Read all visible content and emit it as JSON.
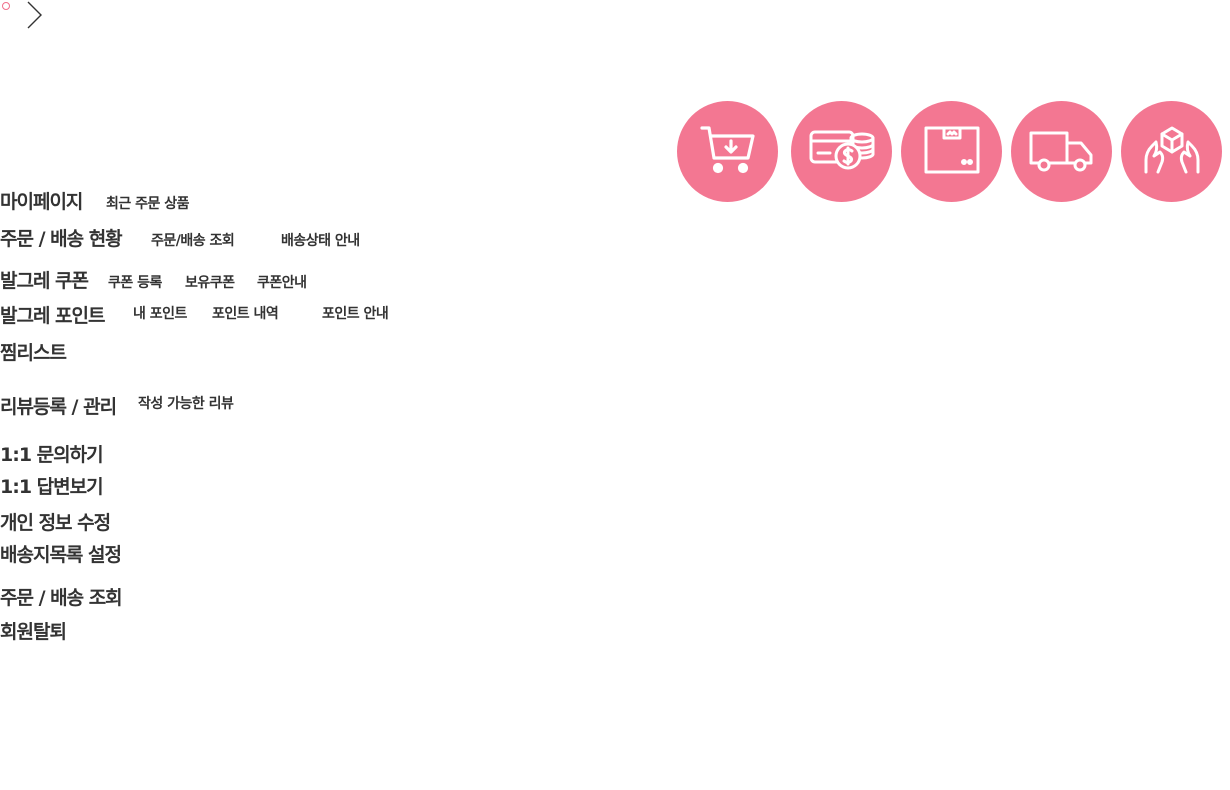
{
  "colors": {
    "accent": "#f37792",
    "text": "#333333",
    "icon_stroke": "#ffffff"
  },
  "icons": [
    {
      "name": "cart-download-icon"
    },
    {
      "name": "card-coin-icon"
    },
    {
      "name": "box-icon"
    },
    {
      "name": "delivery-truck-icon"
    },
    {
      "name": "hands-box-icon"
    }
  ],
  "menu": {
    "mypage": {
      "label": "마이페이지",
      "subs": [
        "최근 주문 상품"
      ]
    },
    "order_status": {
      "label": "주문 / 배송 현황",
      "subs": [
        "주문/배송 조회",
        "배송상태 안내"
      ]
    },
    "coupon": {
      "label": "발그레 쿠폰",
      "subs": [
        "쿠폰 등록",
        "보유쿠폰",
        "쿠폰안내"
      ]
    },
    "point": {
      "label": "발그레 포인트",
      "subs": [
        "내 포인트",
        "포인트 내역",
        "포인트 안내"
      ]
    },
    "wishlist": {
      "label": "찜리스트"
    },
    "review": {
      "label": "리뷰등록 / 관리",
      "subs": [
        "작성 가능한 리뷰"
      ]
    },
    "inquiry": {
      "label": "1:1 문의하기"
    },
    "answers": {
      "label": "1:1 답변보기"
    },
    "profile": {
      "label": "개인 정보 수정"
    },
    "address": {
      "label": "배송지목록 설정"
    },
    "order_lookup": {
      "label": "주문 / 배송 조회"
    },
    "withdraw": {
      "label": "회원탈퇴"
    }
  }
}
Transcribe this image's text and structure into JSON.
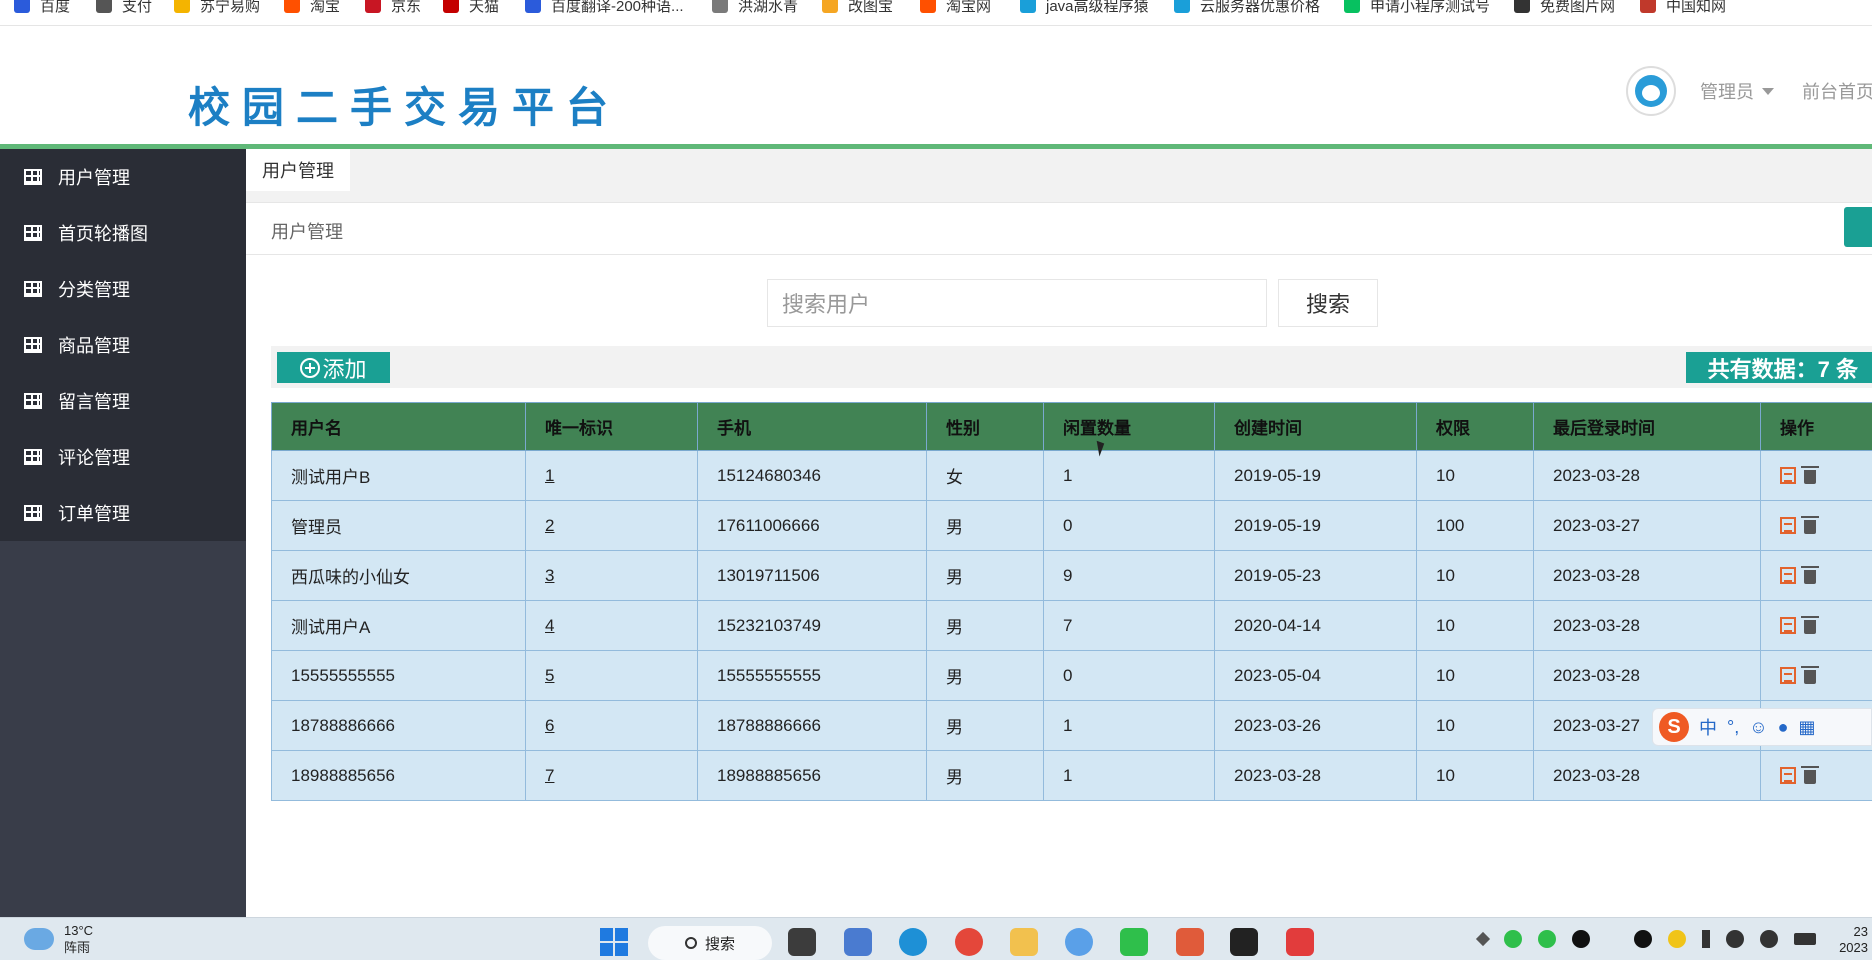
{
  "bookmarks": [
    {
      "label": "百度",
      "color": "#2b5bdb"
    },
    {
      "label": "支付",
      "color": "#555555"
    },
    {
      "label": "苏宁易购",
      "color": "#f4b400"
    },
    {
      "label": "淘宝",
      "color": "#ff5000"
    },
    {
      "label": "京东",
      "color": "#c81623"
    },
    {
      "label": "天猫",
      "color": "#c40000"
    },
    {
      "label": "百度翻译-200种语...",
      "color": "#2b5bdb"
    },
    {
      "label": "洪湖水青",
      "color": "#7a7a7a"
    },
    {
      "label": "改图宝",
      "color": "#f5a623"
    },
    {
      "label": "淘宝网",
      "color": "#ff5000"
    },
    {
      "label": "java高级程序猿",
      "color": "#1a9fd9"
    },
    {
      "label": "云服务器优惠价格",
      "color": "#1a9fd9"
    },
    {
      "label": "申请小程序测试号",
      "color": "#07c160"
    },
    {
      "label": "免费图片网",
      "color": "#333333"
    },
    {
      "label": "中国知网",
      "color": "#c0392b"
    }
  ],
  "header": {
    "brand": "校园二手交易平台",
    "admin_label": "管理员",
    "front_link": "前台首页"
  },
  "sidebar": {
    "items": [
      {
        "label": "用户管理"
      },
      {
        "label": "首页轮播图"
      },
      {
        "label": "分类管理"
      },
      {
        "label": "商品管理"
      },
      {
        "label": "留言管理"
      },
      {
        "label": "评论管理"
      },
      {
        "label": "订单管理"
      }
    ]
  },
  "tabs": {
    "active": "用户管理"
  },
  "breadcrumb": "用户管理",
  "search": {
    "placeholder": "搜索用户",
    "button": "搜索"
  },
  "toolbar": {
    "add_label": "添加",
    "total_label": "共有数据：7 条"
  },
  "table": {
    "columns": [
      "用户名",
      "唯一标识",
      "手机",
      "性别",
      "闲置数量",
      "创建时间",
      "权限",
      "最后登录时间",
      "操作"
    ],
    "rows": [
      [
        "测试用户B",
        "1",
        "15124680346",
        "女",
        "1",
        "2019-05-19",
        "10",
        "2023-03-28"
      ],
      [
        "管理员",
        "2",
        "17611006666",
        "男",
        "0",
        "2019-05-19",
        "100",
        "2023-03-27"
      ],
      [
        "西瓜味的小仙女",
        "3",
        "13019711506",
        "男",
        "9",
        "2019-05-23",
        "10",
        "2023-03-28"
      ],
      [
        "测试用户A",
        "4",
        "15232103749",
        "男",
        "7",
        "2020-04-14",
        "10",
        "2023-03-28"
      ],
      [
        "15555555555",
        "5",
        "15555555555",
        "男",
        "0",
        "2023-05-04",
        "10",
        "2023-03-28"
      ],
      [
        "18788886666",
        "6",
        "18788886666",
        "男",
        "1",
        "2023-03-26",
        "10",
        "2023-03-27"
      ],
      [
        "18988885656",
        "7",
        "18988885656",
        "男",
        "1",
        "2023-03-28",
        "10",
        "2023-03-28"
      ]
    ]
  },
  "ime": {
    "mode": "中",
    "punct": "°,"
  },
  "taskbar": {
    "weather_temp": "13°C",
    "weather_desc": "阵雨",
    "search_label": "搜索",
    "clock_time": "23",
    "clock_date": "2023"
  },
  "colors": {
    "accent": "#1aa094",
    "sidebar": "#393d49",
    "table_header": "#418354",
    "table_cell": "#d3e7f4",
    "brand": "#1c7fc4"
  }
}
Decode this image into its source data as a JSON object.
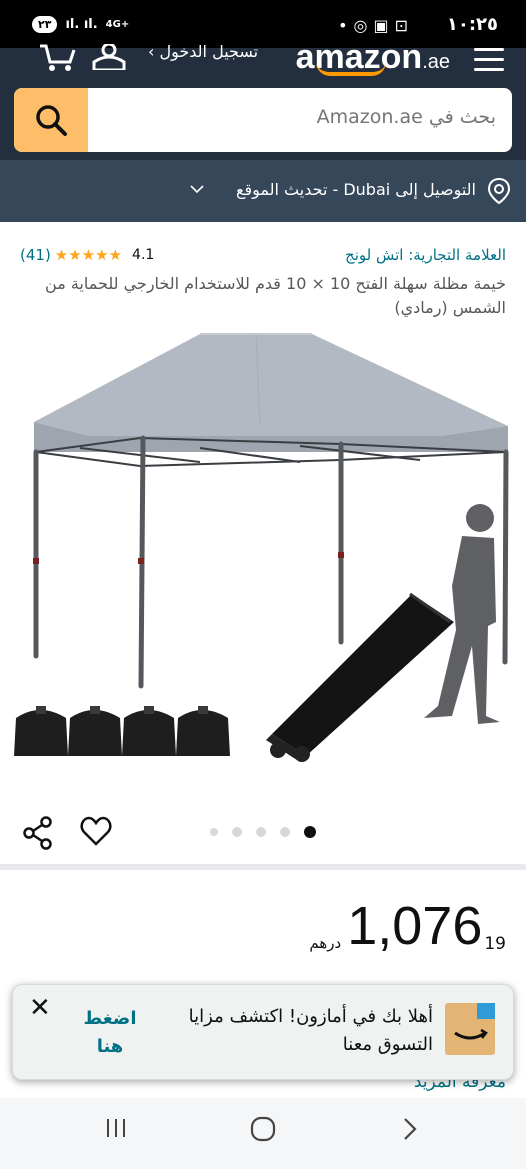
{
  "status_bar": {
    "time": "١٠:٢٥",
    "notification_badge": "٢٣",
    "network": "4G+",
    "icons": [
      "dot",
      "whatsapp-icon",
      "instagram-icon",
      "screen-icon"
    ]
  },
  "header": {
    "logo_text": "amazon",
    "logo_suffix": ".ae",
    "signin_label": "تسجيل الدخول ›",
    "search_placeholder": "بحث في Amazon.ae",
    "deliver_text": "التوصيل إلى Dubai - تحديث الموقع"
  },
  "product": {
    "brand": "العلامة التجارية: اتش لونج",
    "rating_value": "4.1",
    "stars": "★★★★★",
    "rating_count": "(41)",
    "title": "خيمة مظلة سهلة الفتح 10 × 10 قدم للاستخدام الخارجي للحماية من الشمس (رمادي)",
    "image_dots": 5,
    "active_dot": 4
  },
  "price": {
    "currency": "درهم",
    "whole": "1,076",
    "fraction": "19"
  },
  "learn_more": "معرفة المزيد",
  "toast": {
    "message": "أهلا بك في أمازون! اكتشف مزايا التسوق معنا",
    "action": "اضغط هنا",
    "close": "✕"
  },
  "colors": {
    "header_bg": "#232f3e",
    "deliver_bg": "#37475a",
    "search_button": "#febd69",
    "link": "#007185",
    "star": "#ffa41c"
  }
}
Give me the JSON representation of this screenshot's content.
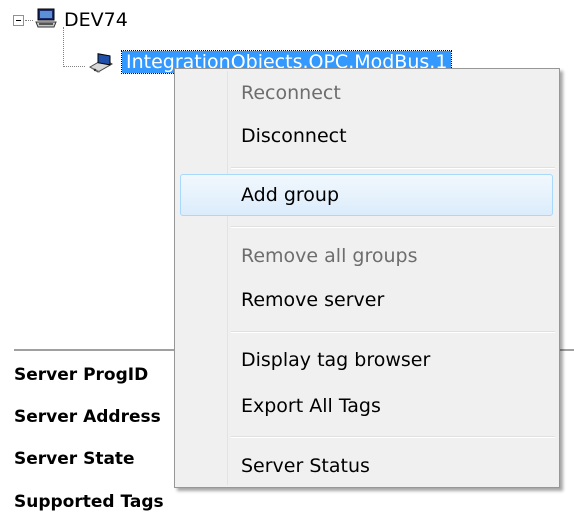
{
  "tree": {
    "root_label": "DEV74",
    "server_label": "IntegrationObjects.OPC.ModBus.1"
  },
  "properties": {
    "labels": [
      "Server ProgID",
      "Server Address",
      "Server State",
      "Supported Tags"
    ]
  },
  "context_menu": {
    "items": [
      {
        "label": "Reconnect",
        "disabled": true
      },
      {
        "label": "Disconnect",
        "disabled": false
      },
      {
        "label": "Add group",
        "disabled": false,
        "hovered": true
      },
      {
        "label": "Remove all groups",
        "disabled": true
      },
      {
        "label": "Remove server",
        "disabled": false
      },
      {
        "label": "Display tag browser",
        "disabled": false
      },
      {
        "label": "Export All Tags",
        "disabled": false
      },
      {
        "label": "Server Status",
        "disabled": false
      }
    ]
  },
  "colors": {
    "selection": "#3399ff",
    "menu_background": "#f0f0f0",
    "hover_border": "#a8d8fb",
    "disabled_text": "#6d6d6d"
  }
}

————————

# Requirement:
Without the pictures, output the full listing exactly as it stands.

# Full answer:
Read all visible content and emit it as JSON.
{
  "colors": {
    "accent": "#f37792",
    "text": "#333333",
    "icon_stroke": "#ffffff"
  },
  "icons": [
    {
      "name": "cart-download-icon"
    },
    {
      "name": "card-coin-icon"
    },
    {
      "name": "box-icon"
    },
    {
      "name": "delivery-truck-icon"
    },
    {
      "name": "hands-box-icon"
    }
  ],
  "menu": {
    "mypage": {
      "label": "마이페이지",
      "subs": [
        "최근 주문 상품"
      ]
    },
    "order_status": {
      "label": "주문 / 배송 현황",
      "subs": [
        "주문/배송 조회",
        "배송상태 안내"
      ]
    },
    "coupon": {
      "label": "발그레 쿠폰",
      "subs": [
        "쿠폰 등록",
        "보유쿠폰",
        "쿠폰안내"
      ]
    },
    "point": {
      "label": "발그레 포인트",
      "subs": [
        "내 포인트",
        "포인트 내역",
        "포인트 안내"
      ]
    },
    "wishlist": {
      "label": "찜리스트"
    },
    "review": {
      "label": "리뷰등록 / 관리",
      "subs": [
        "작성 가능한 리뷰"
      ]
    },
    "inquiry": {
      "label": "1:1 문의하기"
    },
    "answers": {
      "label": "1:1 답변보기"
    },
    "profile": {
      "label": "개인 정보 수정"
    },
    "address": {
      "label": "배송지목록 설정"
    },
    "order_lookup": {
      "label": "주문 / 배송 조회"
    },
    "withdraw": {
      "label": "회원탈퇴"
    }
  }
}
Transcribe this image's text and structure into JSON.
{
  "bookmarks": [
    {
      "label": "百度",
      "color": "#2b5bdb"
    },
    {
      "label": "支付",
      "color": "#555555"
    },
    {
      "label": "苏宁易购",
      "color": "#f4b400"
    },
    {
      "label": "淘宝",
      "color": "#ff5000"
    },
    {
      "label": "京东",
      "color": "#c81623"
    },
    {
      "label": "天猫",
      "color": "#c40000"
    },
    {
      "label": "百度翻译-200种语...",
      "color": "#2b5bdb"
    },
    {
      "label": "洪湖水青",
      "color": "#7a7a7a"
    },
    {
      "label": "改图宝",
      "color": "#f5a623"
    },
    {
      "label": "淘宝网",
      "color": "#ff5000"
    },
    {
      "label": "java高级程序猿",
      "color": "#1a9fd9"
    },
    {
      "label": "云服务器优惠价格",
      "color": "#1a9fd9"
    },
    {
      "label": "申请小程序测试号",
      "color": "#07c160"
    },
    {
      "label": "免费图片网",
      "color": "#333333"
    },
    {
      "label": "中国知网",
      "color": "#c0392b"
    }
  ],
  "header": {
    "brand": "校园二手交易平台",
    "admin_label": "管理员",
    "front_link": "前台首页"
  },
  "sidebar": {
    "items": [
      {
        "label": "用户管理"
      },
      {
        "label": "首页轮播图"
      },
      {
        "label": "分类管理"
      },
      {
        "label": "商品管理"
      },
      {
        "label": "留言管理"
      },
      {
        "label": "评论管理"
      },
      {
        "label": "订单管理"
      }
    ]
  },
  "tabs": {
    "active": "用户管理"
  },
  "breadcrumb": "用户管理",
  "search": {
    "placeholder": "搜索用户",
    "button": "搜索"
  },
  "toolbar": {
    "add_label": "添加",
    "total_label": "共有数据：7 条"
  },
  "table": {
    "columns": [
      "用户名",
      "唯一标识",
      "手机",
      "性别",
      "闲置数量",
      "创建时间",
      "权限",
      "最后登录时间",
      "操作"
    ],
    "rows": [
      [
        "测试用户B",
        "1",
        "15124680346",
        "女",
        "1",
        "2019-05-19",
        "10",
        "2023-03-28"
      ],
      [
        "管理员",
        "2",
        "17611006666",
        "男",
        "0",
        "2019-05-19",
        "100",
        "2023-03-27"
      ],
      [
        "西瓜味的小仙女",
        "3",
        "13019711506",
        "男",
        "9",
        "2019-05-23",
        "10",
        "2023-03-28"
      ],
      [
        "测试用户A",
        "4",
        "15232103749",
        "男",
        "7",
        "2020-04-14",
        "10",
        "2023-03-28"
      ],
      [
        "15555555555",
        "5",
        "15555555555",
        "男",
        "0",
        "2023-05-04",
        "10",
        "2023-03-28"
      ],
      [
        "18788886666",
        "6",
        "18788886666",
        "男",
        "1",
        "2023-03-26",
        "10",
        "2023-03-27"
      ],
      [
        "18988885656",
        "7",
        "18988885656",
        "男",
        "1",
        "2023-03-28",
        "10",
        "2023-03-28"
      ]
    ]
  },
  "ime": {
    "mode": "中",
    "punct": "°,"
  },
  "taskbar": {
    "weather_temp": "13°C",
    "weather_desc": "阵雨",
    "search_label": "搜索",
    "clock_time": "23",
    "clock_date": "2023"
  },
  "colors": {
    "accent": "#1aa094",
    "sidebar": "#393d49",
    "table_header": "#418354",
    "table_cell": "#d3e7f4",
    "brand": "#1c7fc4"
  }
}
Decode this image into its source data as a JSON object.
{
  "status_bar": {
    "time": "١٠:٢٥",
    "notification_badge": "٢٣",
    "network": "4G+",
    "icons": [
      "dot",
      "whatsapp-icon",
      "instagram-icon",
      "screen-icon"
    ]
  },
  "header": {
    "logo_text": "amazon",
    "logo_suffix": ".ae",
    "signin_label": "تسجيل الدخول ›",
    "search_placeholder": "بحث في Amazon.ae",
    "deliver_text": "التوصيل إلى Dubai - تحديث الموقع"
  },
  "product": {
    "brand": "العلامة التجارية: اتش لونج",
    "rating_value": "4.1",
    "stars": "★★★★★",
    "rating_count": "(41)",
    "title": "خيمة مظلة سهلة الفتح 10 × 10 قدم للاستخدام الخارجي للحماية من الشمس (رمادي)",
    "image_dots": 5,
    "active_dot": 4
  },
  "price": {
    "currency": "درهم",
    "whole": "1,076",
    "fraction": "19"
  },
  "learn_more": "معرفة المزيد",
  "toast": {
    "message": "أهلا بك في أمازون! اكتشف مزايا التسوق معنا",
    "action": "اضغط هنا",
    "close": "✕"
  },
  "colors": {
    "header_bg": "#232f3e",
    "deliver_bg": "#37475a",
    "search_button": "#febd69",
    "link": "#007185",
    "star": "#ffa41c"
  }
}
Give me the JSON representation of this screenshot's content.
{
  "tree": {
    "root_label": "DEV74",
    "server_label": "IntegrationObjects.OPC.ModBus.1"
  },
  "properties": {
    "labels": [
      "Server ProgID",
      "Server Address",
      "Server State",
      "Supported Tags"
    ]
  },
  "context_menu": {
    "items": [
      {
        "label": "Reconnect",
        "disabled": true
      },
      {
        "label": "Disconnect",
        "disabled": false
      },
      {
        "label": "Add group",
        "disabled": false,
        "hovered": true
      },
      {
        "label": "Remove all groups",
        "disabled": true
      },
      {
        "label": "Remove server",
        "disabled": false
      },
      {
        "label": "Display tag browser",
        "disabled": false
      },
      {
        "label": "Export All Tags",
        "disabled": false
      },
      {
        "label": "Server Status",
        "disabled": false
      }
    ]
  },
  "colors": {
    "selection": "#3399ff",
    "menu_background": "#f0f0f0",
    "hover_border": "#a8d8fb",
    "disabled_text": "#6d6d6d"
  }
}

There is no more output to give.